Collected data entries
################

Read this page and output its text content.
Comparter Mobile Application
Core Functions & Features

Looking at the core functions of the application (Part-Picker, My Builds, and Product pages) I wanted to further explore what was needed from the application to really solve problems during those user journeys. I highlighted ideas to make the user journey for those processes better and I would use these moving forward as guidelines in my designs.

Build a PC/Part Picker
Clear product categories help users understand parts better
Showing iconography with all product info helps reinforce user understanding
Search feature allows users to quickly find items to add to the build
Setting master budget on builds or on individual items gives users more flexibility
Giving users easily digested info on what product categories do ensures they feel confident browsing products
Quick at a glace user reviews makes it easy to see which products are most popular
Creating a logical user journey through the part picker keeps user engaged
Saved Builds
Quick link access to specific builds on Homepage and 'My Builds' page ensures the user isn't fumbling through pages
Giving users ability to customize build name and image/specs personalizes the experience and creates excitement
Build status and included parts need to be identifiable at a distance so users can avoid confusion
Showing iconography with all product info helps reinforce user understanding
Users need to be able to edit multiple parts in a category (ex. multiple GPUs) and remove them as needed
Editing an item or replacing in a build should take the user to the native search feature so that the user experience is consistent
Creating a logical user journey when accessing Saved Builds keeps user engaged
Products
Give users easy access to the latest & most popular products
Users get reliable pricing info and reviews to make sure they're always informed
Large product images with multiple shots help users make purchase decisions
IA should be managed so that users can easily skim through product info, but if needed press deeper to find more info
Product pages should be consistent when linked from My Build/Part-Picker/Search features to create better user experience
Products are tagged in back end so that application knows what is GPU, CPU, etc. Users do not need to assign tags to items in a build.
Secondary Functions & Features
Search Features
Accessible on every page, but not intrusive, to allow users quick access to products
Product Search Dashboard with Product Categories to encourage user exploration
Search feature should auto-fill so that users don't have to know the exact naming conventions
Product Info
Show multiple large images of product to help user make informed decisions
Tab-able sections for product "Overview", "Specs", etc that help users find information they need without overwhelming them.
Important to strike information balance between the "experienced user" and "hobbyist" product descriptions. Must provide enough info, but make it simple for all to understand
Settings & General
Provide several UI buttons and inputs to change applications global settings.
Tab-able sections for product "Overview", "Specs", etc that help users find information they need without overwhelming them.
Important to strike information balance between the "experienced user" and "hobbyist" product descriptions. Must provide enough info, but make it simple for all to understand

################

» Instructions for the task
Return the listing above in full, character for character.

» Response below
Read this page and output its text content.
Comparter Mobile Application
Core Functions & Features

Looking at the core functions of the application (Part-Picker, My Builds, and Product pages) I wanted to further explore what was needed from the application to really solve problems during those user journeys. I highlighted ideas to make the user journey for those processes better and I would use these moving forward as guidelines in my designs.

Build a PC/Part Picker
Clear product categories help users understand parts better
Showing iconography with all product info helps reinforce user understanding
Search feature allows users to quickly find items to add to the build
Setting master budget on builds or on individual items gives users more flexibility
Giving users easily digested info on what product categories do ensures they feel confident browsing products
Quick at a glace user reviews makes it easy to see which products are most popular
Creating a logical user journey through the part picker keeps user engaged
Saved Builds
Quick link access to specific builds on Homepage and 'My Builds' page ensures the user isn't fumbling through pages
Giving users ability to customize build name and image/specs personalizes the experience and creates excitement
Build status and included parts need to be identifiable at a distance so users can avoid confusion
Showing iconography with all product info helps reinforce user understanding
Users need to be able to edit multiple parts in a category (ex. multiple GPUs) and remove them as needed
Editing an item or replacing in a build should take the user to the native search feature so that the user experience is consistent
Creating a logical user journey when accessing Saved Builds keeps user engaged
Products
Give users easy access to the latest & most popular products
Users get reliable pricing info and reviews to make sure they're always informed
Large product images with multiple shots help users make purchase decisions
IA should be managed so that users can easily skim through product info, but if needed press deeper to find more info
Product pages should be consistent when linked from My Build/Part-Picker/Search features to create better user experience
Products are tagged in back end so that application knows what is GPU, CPU, etc. Users do not need to assign tags to items in a build.
Secondary Functions & Features
Search Features
Accessible on every page, but not intrusive, to allow users quick access to products
Product Search Dashboard with Product Categories to encourage user exploration
Search feature should auto-fill so that users don't have to know the exact naming conventions
Product Info
Show multiple large images of product to help user make informed decisions
Tab-able sections for product "Overview", "Specs", etc that help users find information they need without overwhelming them.
Important to strike information balance between the "experienced user" and "hobbyist" product descriptions. Must provide enough info, but make it simple for all to understand
Settings & General
Provide several UI buttons and inputs to change applications global settings.
Tab-able sections for product "Overview", "Specs", etc that help users find information they need without overwhelming them.
Important to strike information balance between the "experienced user" and "hobbyist" product descriptions. Must provide enough info, but make it simple for all to understand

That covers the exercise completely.